WHAT YOU NEED TO DO
Only a number is wanted: how many lines in the listing contain the word "title"?

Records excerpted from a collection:
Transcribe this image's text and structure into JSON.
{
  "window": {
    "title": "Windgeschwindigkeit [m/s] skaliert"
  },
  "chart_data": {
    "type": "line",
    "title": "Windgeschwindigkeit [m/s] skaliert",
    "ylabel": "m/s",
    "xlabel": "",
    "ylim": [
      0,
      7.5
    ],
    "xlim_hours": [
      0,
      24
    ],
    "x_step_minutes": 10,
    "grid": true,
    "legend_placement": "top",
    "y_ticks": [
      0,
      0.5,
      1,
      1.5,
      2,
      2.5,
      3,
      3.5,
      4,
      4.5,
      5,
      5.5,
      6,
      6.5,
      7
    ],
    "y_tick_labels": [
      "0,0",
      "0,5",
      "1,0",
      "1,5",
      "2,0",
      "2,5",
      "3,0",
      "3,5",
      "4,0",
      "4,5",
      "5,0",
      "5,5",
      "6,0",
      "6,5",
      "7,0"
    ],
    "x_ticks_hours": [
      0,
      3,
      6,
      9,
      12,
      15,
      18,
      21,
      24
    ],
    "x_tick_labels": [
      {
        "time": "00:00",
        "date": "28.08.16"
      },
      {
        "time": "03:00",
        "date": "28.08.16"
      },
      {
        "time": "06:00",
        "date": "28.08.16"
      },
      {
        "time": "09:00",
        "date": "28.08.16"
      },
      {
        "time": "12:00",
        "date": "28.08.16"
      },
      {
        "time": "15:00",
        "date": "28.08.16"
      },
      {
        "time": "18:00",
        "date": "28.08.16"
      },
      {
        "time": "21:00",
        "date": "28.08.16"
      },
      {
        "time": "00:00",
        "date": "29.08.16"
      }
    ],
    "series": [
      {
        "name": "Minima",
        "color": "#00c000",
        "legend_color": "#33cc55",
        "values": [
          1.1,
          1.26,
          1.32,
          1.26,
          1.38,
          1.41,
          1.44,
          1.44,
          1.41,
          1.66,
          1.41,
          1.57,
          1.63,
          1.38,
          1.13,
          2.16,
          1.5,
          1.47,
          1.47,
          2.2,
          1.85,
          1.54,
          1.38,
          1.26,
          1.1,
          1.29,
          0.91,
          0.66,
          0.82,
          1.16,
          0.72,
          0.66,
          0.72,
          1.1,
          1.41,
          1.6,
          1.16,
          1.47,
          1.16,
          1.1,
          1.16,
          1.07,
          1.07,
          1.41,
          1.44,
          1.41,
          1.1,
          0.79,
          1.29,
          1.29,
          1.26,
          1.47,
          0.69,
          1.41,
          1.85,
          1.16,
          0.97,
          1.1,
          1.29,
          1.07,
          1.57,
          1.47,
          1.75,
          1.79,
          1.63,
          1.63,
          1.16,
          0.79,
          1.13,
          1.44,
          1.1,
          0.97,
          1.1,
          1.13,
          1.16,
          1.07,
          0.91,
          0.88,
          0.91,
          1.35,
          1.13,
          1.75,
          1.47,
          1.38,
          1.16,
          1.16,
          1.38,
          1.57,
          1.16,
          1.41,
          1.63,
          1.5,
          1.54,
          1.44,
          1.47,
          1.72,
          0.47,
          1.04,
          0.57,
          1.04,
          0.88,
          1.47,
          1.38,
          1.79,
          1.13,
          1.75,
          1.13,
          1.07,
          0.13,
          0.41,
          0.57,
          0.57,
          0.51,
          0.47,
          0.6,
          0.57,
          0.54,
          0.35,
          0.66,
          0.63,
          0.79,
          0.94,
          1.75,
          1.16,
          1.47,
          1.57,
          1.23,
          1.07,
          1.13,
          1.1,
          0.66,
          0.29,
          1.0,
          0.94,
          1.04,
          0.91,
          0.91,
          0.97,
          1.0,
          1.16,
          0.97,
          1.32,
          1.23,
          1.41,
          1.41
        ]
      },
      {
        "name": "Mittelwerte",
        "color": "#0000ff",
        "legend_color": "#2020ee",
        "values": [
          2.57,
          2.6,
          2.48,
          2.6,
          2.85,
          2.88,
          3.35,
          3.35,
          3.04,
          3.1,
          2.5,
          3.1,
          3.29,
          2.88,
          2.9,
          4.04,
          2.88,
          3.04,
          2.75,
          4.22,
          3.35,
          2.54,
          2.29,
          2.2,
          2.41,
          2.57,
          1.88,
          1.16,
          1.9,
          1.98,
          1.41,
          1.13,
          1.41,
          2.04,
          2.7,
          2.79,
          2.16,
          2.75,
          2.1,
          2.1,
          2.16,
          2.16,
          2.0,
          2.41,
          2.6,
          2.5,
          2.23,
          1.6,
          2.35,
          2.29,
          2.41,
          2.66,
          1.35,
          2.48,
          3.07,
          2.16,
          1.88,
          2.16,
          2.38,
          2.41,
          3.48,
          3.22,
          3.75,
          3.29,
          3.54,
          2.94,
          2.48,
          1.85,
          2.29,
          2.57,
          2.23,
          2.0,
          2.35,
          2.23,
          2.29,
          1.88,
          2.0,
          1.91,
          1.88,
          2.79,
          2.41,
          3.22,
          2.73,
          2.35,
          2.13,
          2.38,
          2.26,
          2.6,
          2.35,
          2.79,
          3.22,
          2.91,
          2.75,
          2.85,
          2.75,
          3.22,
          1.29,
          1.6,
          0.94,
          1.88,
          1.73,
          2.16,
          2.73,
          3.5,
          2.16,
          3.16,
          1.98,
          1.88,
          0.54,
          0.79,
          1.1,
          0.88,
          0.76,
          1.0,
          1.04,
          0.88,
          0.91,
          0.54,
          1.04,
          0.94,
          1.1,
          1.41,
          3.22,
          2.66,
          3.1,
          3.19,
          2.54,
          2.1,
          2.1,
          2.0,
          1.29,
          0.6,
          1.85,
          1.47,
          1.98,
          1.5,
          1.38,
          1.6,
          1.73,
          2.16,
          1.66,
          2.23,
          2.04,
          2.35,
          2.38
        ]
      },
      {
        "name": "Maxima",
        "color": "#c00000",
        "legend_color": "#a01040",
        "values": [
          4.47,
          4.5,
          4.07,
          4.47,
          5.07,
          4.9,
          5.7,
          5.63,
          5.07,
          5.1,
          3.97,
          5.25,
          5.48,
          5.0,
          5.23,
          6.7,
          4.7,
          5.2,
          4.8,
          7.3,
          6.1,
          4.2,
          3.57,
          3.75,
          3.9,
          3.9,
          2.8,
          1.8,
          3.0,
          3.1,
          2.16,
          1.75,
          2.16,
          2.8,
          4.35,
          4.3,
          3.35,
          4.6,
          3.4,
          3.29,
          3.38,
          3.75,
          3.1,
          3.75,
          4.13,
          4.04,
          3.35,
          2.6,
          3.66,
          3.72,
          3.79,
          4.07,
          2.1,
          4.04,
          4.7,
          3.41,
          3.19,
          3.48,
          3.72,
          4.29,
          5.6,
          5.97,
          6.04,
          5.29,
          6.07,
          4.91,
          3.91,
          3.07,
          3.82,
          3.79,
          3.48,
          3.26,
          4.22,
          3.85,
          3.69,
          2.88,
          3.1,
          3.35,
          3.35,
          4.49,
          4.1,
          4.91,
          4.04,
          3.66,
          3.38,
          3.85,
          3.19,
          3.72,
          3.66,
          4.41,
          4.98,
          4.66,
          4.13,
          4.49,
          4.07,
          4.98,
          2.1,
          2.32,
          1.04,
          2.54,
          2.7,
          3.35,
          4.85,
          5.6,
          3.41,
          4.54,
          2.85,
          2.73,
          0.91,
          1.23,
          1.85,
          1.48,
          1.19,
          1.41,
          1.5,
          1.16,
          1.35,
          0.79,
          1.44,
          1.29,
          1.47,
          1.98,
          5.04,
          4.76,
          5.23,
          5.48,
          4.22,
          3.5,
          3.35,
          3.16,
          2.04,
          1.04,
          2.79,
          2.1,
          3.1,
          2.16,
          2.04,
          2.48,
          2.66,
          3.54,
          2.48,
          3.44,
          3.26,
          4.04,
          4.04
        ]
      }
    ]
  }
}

COMPLETE RESPONSE
2